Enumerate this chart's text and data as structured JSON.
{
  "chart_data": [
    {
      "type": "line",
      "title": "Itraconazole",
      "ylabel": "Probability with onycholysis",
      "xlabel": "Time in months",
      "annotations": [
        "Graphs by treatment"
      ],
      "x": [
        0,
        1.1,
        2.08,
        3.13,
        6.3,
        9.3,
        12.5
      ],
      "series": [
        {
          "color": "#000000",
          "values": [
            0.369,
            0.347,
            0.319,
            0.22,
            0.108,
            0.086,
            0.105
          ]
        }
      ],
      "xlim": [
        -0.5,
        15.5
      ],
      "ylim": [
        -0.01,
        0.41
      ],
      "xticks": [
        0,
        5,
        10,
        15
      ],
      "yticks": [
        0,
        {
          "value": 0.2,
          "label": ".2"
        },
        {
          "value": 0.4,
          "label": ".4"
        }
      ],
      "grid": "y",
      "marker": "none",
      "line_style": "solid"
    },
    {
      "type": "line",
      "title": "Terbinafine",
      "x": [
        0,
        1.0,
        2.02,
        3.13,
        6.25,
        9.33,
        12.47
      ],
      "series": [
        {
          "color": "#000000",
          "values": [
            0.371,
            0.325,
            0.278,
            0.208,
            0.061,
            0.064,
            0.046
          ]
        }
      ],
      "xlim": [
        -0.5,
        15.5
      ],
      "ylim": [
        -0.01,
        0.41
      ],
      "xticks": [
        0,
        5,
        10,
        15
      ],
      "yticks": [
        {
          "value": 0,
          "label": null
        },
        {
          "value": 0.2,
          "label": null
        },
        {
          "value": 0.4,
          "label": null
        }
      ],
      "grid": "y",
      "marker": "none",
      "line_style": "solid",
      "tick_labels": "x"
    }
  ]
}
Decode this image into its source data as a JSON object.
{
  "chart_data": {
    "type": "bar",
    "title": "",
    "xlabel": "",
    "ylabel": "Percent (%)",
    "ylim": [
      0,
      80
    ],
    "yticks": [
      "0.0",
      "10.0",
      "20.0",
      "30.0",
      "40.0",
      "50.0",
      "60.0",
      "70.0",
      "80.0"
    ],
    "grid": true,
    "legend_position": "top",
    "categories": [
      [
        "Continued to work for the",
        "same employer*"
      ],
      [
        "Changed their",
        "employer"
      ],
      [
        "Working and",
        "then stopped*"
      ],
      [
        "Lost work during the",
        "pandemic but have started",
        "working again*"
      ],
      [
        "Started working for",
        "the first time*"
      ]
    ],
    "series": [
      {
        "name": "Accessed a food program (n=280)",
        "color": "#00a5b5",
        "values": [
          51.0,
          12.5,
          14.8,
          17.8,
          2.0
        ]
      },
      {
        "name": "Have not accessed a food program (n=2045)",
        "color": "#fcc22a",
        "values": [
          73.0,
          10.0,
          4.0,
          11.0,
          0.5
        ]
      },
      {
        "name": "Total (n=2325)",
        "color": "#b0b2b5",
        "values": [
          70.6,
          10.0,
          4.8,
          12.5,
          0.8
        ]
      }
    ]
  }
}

::::::::

WHAT TO WORK ON: Gather all lines where the word "program" appears.

SOLUTION:
        "name": "Accessed a food program (n=280)",
        "name": "Have not accessed a food program (n=2045)",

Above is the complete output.